WHAT YOU ARE ASKED TO DO
Take the material below and retype it in full; pictures are left out.

TASK MATERIAL
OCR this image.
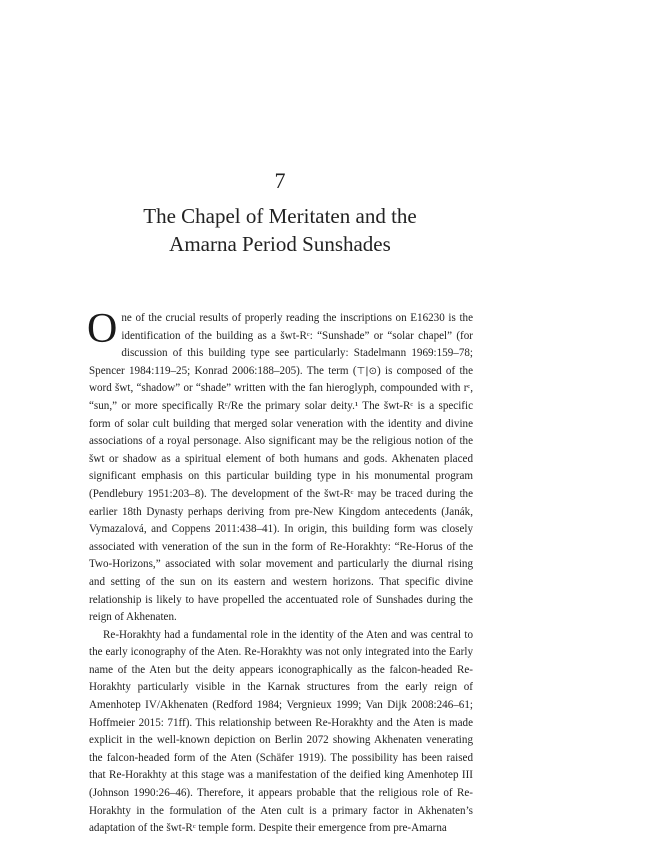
7
The Chapel of Meritaten and the
Amarna Period Sunshades

One of the crucial results of properly reading the inscriptions on E16230 is the identification of the building as a šwt-Rᶜ: “Sunshade” or “solar chapel” (for discussion of this building type see particularly: Stadelmann 1969:159–78; Spencer 1984:119–25; Konrad 2006:188–205). The term (⊤|⊙) is composed of the word šwt, “shadow” or “shade” written with the fan hieroglyph, compounded with rᶜ, “sun,” or more specifically Rᶜ/Re the primary solar deity.¹ The šwt-Rᶜ is a specific form of solar cult building that merged solar veneration with the identity and divine associations of a royal personage. Also significant may be the religious notion of the šwt or shadow as a spiritual element of both humans and gods. Akhenaten placed significant emphasis on this particular building type in his monumental program (Pendlebury 1951:203–8). The development of the šwt-Rᶜ may be traced during the earlier 18th Dynasty perhaps deriving from pre-New Kingdom antecedents (Janák, Vymazalová, and Coppens 2011:438–41). In origin, this building form was closely associated with veneration of the sun in the form of Re-Horakhty: “Re-Horus of the Two-Horizons,” associated with solar movement and particularly the diurnal rising and setting of the sun on its eastern and western horizons. That specific divine relationship is likely to have propelled the accentuated role of Sunshades during the reign of Akhenaten.

Re-Horakhty had a fundamental role in the identity of the Aten and was central to the early iconography of the Aten. Re-Horakhty was not only integrated into the Early name of the Aten but the deity appears iconographically as the falcon-headed Re-Horakhty particularly visible in the Karnak structures from the early reign of Amenhotep IV/Akhenaten (Redford 1984; Vergnieux 1999; Van Dijk 2008:246–61; Hoffmeier 2015: 71ff). This relationship between Re-Horakhty and the Aten is made explicit in the well-known depiction on Berlin 2072 showing Akhenaten venerating the falcon-headed form of the Aten (Schäfer 1919). The possibility has been raised that Re-Horakhty at this stage was a manifestation of the deified king Amenhotep III (Johnson 1990:26–46). Therefore, it appears probable that the religious role of Re-Horakhty in the formulation of the Aten cult is a primary factor in Akhenaten’s adaptation of the šwt-Rᶜ temple form. Despite their emergence from pre-Amarna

RESULT
OCR this image.
7
The Chapel of Meritaten and the
Amarna Period Sunshades

One of the crucial results of properly reading the inscriptions on E16230 is the identification of the building as a šwt-Rᶜ: “Sunshade” or “solar chapel” (for discussion of this building type see particularly: Stadelmann 1969:159–78; Spencer 1984:119–25; Konrad 2006:188–205). The term (⊤|⊙) is composed of the word šwt, “shadow” or “shade” written with the fan hieroglyph, compounded with rᶜ, “sun,” or more specifically Rᶜ/Re the primary solar deity.¹ The šwt-Rᶜ is a specific form of solar cult building that merged solar veneration with the identity and divine associations of a royal personage. Also significant may be the religious notion of the šwt or shadow as a spiritual element of both humans and gods. Akhenaten placed significant emphasis on this particular building type in his monumental program (Pendlebury 1951:203–8). The development of the šwt-Rᶜ may be traced during the earlier 18th Dynasty perhaps deriving from pre-New Kingdom antecedents (Janák, Vymazalová, and Coppens 2011:438–41). In origin, this building form was closely associated with veneration of the sun in the form of Re-Horakhty: “Re-Horus of the Two-Horizons,” associated with solar movement and particularly the diurnal rising and setting of the sun on its eastern and western horizons. That specific divine relationship is likely to have propelled the accentuated role of Sunshades during the reign of Akhenaten.

Re-Horakhty had a fundamental role in the identity of the Aten and was central to the early iconography of the Aten. Re-Horakhty was not only integrated into the Early name of the Aten but the deity appears iconographically as the falcon-headed Re-Horakhty particularly visible in the Karnak structures from the early reign of Amenhotep IV/Akhenaten (Redford 1984; Vergnieux 1999; Van Dijk 2008:246–61; Hoffmeier 2015: 71ff). This relationship between Re-Horakhty and the Aten is made explicit in the well-known depiction on Berlin 2072 showing Akhenaten venerating the falcon-headed form of the Aten (Schäfer 1919). The possibility has been raised that Re-Horakhty at this stage was a manifestation of the deified king Amenhotep III (Johnson 1990:26–46). Therefore, it appears probable that the religious role of Re-Horakhty in the formulation of the Aten cult is a primary factor in Akhenaten’s adaptation of the šwt-Rᶜ temple form. Despite their emergence from pre-Amarna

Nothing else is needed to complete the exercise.